++++ Listing ++++
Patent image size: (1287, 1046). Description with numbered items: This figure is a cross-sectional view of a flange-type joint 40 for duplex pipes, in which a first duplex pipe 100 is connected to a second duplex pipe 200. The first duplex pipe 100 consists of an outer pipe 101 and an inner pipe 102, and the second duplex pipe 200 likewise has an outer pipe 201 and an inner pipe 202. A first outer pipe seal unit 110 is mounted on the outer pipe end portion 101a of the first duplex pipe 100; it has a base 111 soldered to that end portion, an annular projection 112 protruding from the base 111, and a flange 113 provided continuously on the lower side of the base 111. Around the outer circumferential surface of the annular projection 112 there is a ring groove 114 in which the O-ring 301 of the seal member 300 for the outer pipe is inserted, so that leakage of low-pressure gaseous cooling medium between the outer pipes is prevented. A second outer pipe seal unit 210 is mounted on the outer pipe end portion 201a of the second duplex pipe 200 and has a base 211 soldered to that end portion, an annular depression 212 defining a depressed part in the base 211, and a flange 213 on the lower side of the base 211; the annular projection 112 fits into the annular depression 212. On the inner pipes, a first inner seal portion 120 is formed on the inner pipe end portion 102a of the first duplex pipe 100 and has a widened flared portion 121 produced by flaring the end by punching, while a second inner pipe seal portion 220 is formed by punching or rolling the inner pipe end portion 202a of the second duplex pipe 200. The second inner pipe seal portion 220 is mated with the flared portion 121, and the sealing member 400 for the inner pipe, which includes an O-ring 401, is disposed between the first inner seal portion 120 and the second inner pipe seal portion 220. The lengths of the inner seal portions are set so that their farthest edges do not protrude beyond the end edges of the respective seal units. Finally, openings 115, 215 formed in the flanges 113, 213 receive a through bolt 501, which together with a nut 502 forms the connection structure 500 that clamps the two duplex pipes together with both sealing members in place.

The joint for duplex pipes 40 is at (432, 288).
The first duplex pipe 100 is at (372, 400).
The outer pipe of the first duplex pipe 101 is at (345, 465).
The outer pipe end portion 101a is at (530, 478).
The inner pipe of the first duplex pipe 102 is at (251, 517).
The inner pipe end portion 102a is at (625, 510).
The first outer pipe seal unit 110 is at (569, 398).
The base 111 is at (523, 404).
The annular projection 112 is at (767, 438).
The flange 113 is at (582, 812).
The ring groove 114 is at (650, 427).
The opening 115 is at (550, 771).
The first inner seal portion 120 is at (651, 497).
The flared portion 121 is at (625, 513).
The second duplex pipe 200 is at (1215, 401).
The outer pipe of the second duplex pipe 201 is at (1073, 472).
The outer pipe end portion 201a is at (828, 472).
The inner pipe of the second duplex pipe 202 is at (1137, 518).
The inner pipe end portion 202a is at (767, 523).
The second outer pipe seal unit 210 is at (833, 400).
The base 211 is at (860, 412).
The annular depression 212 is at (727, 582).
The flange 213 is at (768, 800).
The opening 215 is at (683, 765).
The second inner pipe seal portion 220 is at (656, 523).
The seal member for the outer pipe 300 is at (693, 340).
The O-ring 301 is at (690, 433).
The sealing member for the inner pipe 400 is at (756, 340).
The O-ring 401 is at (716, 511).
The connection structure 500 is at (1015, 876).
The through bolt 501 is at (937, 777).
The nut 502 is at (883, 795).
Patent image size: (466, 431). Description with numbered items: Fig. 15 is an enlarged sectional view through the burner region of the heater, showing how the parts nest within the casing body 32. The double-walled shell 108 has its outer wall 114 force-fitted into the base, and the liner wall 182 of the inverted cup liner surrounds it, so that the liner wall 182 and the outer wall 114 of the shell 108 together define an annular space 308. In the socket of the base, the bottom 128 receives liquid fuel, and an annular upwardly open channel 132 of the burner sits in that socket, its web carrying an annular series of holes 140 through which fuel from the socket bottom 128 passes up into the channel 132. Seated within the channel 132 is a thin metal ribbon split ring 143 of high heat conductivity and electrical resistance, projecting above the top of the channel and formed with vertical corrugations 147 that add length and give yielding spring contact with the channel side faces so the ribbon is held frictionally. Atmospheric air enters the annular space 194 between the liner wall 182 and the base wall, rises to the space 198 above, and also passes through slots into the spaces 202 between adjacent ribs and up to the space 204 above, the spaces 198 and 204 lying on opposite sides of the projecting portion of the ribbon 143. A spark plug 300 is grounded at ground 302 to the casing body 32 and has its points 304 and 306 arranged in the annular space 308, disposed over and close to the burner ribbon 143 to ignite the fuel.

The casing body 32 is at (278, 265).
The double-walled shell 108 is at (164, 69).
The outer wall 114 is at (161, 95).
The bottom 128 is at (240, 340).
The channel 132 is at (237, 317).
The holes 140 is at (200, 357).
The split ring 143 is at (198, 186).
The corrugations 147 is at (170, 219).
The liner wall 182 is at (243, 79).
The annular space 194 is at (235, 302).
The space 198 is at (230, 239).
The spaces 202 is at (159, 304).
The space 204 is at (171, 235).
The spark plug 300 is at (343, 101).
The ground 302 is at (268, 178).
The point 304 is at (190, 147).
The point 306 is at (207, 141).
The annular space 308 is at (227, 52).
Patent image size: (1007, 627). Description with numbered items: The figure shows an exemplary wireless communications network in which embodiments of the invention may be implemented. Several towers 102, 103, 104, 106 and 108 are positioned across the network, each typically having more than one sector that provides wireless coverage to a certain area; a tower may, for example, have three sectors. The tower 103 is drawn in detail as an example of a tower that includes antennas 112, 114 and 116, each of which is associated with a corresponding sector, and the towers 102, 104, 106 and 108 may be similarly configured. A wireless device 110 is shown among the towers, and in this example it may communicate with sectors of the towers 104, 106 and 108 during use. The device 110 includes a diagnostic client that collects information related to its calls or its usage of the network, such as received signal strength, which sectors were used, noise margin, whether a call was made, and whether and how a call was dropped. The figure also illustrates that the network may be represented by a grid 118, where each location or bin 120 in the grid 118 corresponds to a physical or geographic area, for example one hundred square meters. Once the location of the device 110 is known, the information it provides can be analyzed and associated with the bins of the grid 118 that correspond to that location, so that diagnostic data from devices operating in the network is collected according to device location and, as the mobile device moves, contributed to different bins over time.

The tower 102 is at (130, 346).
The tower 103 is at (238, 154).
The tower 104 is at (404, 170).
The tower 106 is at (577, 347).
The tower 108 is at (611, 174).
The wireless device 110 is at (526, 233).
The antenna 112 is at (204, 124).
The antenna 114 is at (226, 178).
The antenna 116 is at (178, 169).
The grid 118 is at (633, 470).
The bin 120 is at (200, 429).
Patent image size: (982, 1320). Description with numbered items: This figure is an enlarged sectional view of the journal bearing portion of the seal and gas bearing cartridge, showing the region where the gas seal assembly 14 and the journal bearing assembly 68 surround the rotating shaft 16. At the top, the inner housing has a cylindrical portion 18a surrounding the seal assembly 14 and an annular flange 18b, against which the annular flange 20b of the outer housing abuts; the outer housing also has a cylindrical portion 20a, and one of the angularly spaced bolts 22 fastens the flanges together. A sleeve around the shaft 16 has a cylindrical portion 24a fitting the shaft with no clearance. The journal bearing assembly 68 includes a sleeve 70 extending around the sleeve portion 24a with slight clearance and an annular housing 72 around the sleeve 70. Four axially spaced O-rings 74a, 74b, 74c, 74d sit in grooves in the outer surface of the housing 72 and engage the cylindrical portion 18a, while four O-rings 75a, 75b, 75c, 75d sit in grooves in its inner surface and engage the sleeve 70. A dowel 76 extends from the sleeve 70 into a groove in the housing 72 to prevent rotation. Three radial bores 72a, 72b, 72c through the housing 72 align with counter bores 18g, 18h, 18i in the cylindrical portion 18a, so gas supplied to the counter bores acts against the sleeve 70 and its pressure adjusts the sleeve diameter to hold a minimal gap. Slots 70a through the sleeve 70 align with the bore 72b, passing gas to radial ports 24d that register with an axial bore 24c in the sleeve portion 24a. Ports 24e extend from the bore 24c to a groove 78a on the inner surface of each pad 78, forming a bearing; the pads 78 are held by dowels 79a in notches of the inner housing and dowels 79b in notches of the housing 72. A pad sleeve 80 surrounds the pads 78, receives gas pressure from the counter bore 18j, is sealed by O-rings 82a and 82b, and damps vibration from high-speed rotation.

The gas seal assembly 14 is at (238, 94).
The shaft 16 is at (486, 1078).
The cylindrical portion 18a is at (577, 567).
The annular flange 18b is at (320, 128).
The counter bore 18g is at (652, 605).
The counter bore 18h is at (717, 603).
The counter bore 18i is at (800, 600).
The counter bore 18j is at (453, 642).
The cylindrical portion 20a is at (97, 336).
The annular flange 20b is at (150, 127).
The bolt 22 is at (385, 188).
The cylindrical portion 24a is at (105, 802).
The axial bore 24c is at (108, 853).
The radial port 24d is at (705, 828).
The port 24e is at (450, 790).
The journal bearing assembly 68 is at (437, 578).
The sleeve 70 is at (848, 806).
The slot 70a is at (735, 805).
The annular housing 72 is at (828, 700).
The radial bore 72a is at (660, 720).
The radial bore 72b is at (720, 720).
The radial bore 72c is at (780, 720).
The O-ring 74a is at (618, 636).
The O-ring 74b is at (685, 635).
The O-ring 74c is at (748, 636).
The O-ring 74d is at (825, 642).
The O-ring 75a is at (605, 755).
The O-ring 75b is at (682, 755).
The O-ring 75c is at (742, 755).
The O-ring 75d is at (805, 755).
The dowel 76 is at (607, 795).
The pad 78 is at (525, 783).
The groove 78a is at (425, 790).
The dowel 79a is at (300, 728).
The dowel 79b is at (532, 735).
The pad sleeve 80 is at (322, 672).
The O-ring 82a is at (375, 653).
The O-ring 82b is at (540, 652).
++++
- [Job]:
Rewrite only the listing lines from the line that has "Patent image size: (466, 431)." through the line that has "The holes 140 is at (200, 357).", switching "enlarged" to "magnified" and leaving everything else unchanged.

- [Completed task]:
Patent image size: (466, 431). Description with numbered items: Fig. 15 is an magnified sectional view through the burner region of the heater, showing how the parts nest within the casing body 32. The double-walled shell 108 has its outer wall 114 force-fitted into the base, and the liner wall 182 of the inverted cup liner surrounds it, so that the liner wall 182 and the outer wall 114 of the shell 108 together define an annular space 308. In the socket of the base, the bottom 128 receives liquid fuel, and an annular upwardly open channel 132 of the burner sits in that socket, its web carrying an annular series of holes 140 through which fuel from the socket bottom 128 passes up into the channel 132. Seated within the channel 132 is a thin metal ribbon split ring 143 of high heat conductivity and electrical resistance, projecting above the top of the channel and formed with vertical corrugations 147 that add length and give yielding spring contact with the channel side faces so the ribbon is held frictionally. Atmospheric air enters the annular space 194 between the liner wall 182 and the base wall, rises to the space 198 above, and also passes through slots into the spaces 202 between adjacent ribs and up to the space 204 above, the spaces 198 and 204 lying on opposite sides of the projecting portion of the ribbon 143. A spark plug 300 is grounded at ground 302 to the casing body 32 and has its points 304 and 306 arranged in the annular space 308, disposed over and close to the burner ribbon 143 to ignite the fuel.

The casing body 32 is at (278, 265).
The double-walled shell 108 is at (164, 69).
The outer wall 114 is at (161, 95).
The bottom 128 is at (240, 340).
The channel 132 is at (237, 317).
The holes 140 is at (200, 357).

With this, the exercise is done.